##### RECORDED DATA
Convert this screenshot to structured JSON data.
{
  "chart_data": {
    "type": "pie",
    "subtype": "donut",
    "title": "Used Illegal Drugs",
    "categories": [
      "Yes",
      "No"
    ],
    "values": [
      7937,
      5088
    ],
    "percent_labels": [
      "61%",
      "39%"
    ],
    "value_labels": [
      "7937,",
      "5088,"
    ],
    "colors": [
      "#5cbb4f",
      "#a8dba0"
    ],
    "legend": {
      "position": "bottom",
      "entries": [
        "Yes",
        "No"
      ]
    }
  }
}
##########
Repeat the data above exactly.

Convert this screenshot to structured JSON data.
{
  "chart_data": {
    "type": "pie",
    "subtype": "donut",
    "title": "Used Illegal Drugs",
    "categories": [
      "Yes",
      "No"
    ],
    "values": [
      7937,
      5088
    ],
    "percent_labels": [
      "61%",
      "39%"
    ],
    "value_labels": [
      "7937,",
      "5088,"
    ],
    "colors": [
      "#5cbb4f",
      "#a8dba0"
    ],
    "legend": {
      "position": "bottom",
      "entries": [
        "Yes",
        "No"
      ]
    }
  }
}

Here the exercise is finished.